WRITTEN PROBLEM: In the listing that follows, count every line with the word "Green" in it and write only the total.
^^^^^^^^
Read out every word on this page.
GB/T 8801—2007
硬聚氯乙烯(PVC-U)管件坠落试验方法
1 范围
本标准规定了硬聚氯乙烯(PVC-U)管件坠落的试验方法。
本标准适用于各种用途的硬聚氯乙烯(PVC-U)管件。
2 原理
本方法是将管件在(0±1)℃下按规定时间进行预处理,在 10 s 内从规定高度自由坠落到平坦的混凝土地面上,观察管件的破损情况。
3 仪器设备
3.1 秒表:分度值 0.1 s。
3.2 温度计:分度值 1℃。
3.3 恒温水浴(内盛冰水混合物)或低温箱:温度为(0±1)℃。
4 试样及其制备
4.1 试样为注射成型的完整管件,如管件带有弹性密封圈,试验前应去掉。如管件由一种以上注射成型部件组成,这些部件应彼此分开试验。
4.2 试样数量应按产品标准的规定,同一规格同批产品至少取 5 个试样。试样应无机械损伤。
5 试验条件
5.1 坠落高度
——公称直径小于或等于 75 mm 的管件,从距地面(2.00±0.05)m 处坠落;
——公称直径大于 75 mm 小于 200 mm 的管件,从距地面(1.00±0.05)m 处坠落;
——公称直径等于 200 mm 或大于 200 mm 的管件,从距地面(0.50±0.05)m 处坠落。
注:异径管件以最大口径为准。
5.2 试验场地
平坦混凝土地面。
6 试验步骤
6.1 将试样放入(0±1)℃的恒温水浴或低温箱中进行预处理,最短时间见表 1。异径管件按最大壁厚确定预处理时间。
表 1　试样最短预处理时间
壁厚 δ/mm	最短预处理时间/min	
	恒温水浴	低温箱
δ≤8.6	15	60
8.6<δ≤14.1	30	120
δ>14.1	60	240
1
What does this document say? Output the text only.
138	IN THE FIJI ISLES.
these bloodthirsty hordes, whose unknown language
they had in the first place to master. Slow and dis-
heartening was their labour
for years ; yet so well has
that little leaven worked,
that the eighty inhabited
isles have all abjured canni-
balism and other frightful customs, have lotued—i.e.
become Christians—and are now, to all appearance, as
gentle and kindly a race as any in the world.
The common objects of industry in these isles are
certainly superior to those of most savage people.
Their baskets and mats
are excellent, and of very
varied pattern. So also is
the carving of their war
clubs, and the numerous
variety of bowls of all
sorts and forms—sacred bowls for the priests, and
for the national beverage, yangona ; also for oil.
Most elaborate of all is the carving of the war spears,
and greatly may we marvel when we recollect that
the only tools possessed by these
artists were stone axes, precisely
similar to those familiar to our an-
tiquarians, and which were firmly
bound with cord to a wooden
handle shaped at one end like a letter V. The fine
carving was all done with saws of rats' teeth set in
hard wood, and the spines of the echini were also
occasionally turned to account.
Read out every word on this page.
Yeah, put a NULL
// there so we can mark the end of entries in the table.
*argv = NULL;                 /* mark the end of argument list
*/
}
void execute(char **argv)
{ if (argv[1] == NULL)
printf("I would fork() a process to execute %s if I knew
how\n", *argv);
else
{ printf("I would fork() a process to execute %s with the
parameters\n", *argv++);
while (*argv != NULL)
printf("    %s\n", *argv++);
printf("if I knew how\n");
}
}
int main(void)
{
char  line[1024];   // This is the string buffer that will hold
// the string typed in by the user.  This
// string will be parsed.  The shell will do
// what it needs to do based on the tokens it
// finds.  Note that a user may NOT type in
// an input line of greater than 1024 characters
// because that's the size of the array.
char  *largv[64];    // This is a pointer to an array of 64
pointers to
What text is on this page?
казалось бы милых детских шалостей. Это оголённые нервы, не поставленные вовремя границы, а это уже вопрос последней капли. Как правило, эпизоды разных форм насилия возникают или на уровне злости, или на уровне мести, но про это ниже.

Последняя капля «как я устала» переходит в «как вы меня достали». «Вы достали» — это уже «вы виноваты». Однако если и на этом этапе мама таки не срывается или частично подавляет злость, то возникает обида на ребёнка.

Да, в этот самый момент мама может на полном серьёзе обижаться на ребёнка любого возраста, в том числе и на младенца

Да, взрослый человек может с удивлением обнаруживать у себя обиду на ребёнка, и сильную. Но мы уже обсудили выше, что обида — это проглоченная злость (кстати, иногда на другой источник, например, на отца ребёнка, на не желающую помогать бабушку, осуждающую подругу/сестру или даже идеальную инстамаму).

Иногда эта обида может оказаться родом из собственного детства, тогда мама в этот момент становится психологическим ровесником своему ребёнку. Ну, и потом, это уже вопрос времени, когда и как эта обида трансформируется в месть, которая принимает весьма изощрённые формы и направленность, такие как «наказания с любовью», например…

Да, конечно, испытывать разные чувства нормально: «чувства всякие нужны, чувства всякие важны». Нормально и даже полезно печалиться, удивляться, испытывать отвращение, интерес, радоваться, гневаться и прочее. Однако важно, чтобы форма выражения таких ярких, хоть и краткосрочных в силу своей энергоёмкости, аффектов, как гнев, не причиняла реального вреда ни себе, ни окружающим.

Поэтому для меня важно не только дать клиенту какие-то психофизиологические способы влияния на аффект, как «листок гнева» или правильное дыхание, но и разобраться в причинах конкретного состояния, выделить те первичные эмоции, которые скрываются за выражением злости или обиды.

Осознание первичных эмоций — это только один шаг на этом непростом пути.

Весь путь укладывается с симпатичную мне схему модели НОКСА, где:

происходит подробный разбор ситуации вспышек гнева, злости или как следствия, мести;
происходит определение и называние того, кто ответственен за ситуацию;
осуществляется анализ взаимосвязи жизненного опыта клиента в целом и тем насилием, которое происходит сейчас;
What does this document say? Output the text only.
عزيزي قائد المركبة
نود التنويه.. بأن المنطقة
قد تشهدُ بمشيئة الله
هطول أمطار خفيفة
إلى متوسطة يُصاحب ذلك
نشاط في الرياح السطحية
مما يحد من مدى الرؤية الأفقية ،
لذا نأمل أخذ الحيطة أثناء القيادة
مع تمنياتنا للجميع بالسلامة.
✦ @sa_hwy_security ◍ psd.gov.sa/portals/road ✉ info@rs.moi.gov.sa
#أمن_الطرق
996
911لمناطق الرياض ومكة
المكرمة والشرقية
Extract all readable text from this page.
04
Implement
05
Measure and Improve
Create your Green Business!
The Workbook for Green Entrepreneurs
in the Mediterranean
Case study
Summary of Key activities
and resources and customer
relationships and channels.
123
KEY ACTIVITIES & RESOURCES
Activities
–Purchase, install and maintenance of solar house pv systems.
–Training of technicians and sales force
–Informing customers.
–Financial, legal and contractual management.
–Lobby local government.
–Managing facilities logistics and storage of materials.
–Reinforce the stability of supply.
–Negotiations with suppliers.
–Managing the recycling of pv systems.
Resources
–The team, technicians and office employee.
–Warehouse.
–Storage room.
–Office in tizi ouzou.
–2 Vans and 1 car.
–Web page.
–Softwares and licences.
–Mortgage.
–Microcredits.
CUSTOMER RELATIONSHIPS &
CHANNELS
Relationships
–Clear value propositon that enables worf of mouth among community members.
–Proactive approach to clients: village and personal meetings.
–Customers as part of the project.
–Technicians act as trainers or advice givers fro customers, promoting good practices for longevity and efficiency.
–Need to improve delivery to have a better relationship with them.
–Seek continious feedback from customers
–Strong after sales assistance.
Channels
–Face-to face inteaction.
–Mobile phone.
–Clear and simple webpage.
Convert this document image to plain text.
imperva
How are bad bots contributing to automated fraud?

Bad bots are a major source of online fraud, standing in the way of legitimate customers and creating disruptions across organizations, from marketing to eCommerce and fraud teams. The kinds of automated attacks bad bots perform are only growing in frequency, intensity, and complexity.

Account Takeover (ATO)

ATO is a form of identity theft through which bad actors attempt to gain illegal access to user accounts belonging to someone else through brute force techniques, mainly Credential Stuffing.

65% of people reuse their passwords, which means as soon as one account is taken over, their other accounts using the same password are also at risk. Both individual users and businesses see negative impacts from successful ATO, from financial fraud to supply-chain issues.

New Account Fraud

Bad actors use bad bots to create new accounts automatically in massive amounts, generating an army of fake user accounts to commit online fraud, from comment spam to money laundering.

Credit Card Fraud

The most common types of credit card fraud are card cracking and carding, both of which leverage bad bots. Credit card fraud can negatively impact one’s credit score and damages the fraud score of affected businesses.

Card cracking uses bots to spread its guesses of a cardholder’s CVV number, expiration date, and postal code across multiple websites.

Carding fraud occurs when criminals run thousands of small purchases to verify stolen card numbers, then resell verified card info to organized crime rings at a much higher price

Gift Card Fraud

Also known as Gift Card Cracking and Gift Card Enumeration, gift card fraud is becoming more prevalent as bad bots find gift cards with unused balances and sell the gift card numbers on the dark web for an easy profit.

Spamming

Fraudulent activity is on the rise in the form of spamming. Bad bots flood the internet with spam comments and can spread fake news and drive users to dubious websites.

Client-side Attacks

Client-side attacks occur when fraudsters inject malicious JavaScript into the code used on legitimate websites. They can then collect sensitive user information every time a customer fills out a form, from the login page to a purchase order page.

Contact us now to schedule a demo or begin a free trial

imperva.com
^^^^^^^^
WRITTEN SOLUTION: 2